Instruction =
Return each line of the records holding the string "JSON".
# START OF Raw data
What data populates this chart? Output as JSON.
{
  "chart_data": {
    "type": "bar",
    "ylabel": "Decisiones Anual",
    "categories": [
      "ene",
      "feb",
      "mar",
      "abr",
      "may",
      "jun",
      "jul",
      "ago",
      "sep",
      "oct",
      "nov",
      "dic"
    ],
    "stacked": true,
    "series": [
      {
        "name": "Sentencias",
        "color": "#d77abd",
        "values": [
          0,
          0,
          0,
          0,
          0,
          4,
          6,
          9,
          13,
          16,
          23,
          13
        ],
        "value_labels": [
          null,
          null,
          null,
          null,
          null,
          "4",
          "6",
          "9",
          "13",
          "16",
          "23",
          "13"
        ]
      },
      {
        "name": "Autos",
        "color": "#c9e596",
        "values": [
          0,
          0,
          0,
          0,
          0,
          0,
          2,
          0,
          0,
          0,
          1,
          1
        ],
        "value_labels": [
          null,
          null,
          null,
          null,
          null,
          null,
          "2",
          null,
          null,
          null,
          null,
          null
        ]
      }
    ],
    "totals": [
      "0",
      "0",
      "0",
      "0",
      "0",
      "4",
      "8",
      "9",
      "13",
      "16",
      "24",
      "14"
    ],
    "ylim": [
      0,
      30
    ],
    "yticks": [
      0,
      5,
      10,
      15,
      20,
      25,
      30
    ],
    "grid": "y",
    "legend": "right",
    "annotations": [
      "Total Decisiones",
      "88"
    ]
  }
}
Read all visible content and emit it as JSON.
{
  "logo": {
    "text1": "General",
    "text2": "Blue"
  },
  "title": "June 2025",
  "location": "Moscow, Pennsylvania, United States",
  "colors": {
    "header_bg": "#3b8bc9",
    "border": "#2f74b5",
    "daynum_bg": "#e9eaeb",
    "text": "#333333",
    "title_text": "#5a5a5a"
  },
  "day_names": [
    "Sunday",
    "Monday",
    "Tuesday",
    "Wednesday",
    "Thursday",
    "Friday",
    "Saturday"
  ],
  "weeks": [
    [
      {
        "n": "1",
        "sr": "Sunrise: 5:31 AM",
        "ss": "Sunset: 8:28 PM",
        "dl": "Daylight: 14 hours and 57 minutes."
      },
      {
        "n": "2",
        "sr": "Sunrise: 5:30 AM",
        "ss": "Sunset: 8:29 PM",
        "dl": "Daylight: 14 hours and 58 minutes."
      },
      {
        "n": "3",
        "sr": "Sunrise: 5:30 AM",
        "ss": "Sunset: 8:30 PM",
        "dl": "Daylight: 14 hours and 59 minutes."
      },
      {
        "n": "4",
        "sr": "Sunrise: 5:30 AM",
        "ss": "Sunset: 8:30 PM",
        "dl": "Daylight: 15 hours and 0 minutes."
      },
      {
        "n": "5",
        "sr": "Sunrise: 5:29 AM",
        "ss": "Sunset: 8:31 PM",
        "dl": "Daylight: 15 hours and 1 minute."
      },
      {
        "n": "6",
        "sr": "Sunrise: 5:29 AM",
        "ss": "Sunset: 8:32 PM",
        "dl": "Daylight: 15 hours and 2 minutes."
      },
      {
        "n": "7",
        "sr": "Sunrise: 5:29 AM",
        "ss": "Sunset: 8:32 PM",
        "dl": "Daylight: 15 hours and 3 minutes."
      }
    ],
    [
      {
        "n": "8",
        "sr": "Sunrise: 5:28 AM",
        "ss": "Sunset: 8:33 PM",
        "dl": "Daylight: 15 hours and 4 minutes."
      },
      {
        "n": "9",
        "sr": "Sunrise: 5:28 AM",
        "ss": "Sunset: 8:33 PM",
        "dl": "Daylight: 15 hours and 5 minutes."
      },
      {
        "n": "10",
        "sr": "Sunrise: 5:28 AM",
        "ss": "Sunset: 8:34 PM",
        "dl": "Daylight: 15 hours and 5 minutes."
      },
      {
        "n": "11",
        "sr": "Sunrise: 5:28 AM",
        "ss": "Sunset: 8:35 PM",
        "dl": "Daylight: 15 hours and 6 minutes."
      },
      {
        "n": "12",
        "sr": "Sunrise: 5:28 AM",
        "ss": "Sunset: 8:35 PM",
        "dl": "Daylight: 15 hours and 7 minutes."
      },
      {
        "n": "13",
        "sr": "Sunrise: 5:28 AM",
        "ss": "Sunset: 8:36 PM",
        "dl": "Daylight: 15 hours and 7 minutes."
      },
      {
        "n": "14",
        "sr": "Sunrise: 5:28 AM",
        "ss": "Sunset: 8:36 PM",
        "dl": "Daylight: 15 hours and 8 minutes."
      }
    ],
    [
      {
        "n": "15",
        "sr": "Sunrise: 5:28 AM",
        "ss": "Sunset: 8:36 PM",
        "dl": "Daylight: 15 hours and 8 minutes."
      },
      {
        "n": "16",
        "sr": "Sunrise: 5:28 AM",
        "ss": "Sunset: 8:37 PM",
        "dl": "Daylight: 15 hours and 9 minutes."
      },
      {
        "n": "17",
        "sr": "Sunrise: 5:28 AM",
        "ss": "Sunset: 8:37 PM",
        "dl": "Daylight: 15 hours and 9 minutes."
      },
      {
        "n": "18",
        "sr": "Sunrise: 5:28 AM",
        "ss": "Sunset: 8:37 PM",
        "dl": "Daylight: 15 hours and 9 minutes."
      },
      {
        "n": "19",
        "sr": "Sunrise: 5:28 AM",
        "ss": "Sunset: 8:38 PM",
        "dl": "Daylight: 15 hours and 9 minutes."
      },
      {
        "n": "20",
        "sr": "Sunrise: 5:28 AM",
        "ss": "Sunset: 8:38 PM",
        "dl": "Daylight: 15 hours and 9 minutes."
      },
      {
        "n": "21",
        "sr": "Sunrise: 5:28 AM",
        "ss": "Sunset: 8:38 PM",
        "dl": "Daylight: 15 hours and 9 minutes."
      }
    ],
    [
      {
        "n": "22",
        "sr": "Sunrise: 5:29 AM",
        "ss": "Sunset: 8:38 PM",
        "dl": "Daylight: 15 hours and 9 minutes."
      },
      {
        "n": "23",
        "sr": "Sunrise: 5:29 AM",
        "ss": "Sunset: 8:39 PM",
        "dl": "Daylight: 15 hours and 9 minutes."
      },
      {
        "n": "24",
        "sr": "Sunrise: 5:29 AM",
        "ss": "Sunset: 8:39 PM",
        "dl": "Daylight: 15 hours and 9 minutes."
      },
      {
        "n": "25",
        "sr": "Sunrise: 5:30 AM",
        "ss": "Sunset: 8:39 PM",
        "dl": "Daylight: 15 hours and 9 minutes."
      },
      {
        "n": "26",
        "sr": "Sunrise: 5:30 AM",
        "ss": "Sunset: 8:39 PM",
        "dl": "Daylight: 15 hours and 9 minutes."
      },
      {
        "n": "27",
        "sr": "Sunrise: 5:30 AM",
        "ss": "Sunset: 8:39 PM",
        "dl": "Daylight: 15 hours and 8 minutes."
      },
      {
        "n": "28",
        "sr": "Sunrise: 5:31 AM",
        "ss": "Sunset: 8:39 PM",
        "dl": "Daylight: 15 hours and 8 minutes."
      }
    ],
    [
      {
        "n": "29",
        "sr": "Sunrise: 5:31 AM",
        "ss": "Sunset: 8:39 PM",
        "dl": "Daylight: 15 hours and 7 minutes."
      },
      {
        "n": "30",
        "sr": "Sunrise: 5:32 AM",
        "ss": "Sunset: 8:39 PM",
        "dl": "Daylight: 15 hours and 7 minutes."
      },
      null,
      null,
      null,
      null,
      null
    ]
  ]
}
# END OF Raw data
Exercise result =
What data populates this chart? Output as JSON.
Read all visible content and emit it as JSON.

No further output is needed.